»»
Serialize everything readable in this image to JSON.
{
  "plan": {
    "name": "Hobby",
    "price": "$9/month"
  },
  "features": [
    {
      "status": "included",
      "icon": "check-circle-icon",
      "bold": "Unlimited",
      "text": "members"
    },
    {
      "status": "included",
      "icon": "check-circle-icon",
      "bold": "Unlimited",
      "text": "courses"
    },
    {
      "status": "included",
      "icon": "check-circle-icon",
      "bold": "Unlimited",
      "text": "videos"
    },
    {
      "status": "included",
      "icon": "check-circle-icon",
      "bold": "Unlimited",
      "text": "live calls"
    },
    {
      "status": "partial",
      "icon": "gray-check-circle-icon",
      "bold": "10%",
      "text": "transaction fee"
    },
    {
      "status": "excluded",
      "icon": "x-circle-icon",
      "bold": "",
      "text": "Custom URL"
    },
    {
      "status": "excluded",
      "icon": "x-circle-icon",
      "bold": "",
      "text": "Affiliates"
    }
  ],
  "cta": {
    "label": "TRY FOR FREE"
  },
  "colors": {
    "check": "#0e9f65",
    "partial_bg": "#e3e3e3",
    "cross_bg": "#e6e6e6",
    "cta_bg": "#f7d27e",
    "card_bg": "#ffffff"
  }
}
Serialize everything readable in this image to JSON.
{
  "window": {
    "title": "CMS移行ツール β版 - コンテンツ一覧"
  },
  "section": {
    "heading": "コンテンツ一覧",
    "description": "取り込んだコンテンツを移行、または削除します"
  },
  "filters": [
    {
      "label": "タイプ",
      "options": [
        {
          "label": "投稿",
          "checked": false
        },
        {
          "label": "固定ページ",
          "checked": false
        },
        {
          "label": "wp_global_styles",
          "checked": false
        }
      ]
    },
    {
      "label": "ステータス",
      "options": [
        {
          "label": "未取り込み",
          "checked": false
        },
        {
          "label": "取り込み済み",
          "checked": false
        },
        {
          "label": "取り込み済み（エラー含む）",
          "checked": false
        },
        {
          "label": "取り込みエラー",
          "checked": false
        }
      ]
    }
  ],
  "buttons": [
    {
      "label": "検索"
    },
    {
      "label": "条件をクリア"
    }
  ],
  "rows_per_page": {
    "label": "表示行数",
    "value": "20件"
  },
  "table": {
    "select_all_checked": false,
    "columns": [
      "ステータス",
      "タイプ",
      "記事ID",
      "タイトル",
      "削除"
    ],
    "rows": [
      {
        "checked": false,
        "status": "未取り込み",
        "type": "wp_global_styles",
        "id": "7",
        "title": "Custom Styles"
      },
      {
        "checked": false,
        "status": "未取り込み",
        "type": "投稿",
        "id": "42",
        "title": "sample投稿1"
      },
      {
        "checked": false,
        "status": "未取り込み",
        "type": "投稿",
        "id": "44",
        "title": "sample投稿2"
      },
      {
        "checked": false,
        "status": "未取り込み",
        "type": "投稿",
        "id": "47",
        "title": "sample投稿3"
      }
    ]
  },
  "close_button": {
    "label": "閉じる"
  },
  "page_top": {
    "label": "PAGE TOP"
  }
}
««
Copy out all of the lines above exactly.

The output:
Serialize everything readable in this image to JSON.
{
  "plan": {
    "name": "Hobby",
    "price": "$9/month"
  },
  "features": [
    {
      "status": "included",
      "icon": "check-circle-icon",
      "bold": "Unlimited",
      "text": "members"
    },
    {
      "status": "included",
      "icon": "check-circle-icon",
      "bold": "Unlimited",
      "text": "courses"
    },
    {
      "status": "included",
      "icon": "check-circle-icon",
      "bold": "Unlimited",
      "text": "videos"
    },
    {
      "status": "included",
      "icon": "check-circle-icon",
      "bold": "Unlimited",
      "text": "live calls"
    },
    {
      "status": "partial",
      "icon": "gray-check-circle-icon",
      "bold": "10%",
      "text": "transaction fee"
    },
    {
      "status": "excluded",
      "icon": "x-circle-icon",
      "bold": "",
      "text": "Custom URL"
    },
    {
      "status": "excluded",
      "icon": "x-circle-icon",
      "bold": "",
      "text": "Affiliates"
    }
  ],
  "cta": {
    "label": "TRY FOR FREE"
  },
  "colors": {
    "check": "#0e9f65",
    "partial_bg": "#e3e3e3",
    "cross_bg": "#e6e6e6",
    "cta_bg": "#f7d27e",
    "card_bg": "#ffffff"
  }
}
Serialize everything readable in this image to JSON.
{
  "window": {
    "title": "CMS移行ツール β版 - コンテンツ一覧"
  },
  "section": {
    "heading": "コンテンツ一覧",
    "description": "取り込んだコンテンツを移行、または削除します"
  },
  "filters": [
    {
      "label": "タイプ",
      "options": [
        {
          "label": "投稿",
          "checked": false
        },
        {
          "label": "固定ページ",
          "checked": false
        },
        {
          "label": "wp_global_styles",
          "checked": false
        }
      ]
    },
    {
      "label": "ステータス",
      "options": [
        {
          "label": "未取り込み",
          "checked": false
        },
        {
          "label": "取り込み済み",
          "checked": false
        },
        {
          "label": "取り込み済み（エラー含む）",
          "checked": false
        },
        {
          "label": "取り込みエラー",
          "checked": false
        }
      ]
    }
  ],
  "buttons": [
    {
      "label": "検索"
    },
    {
      "label": "条件をクリア"
    }
  ],
  "rows_per_page": {
    "label": "表示行数",
    "value": "20件"
  },
  "table": {
    "select_all_checked": false,
    "columns": [
      "ステータス",
      "タイプ",
      "記事ID",
      "タイトル",
      "削除"
    ],
    "rows": [
      {
        "checked": false,
        "status": "未取り込み",
        "type": "wp_global_styles",
        "id": "7",
        "title": "Custom Styles"
      },
      {
        "checked": false,
        "status": "未取り込み",
        "type": "投稿",
        "id": "42",
        "title": "sample投稿1"
      },
      {
        "checked": false,
        "status": "未取り込み",
        "type": "投稿",
        "id": "44",
        "title": "sample投稿2"
      },
      {
        "checked": false,
        "status": "未取り込み",
        "type": "投稿",
        "id": "47",
        "title": "sample投稿3"
      }
    ]
  },
  "close_button": {
    "label": "閉じる"
  },
  "page_top": {
    "label": "PAGE TOP"
  }
}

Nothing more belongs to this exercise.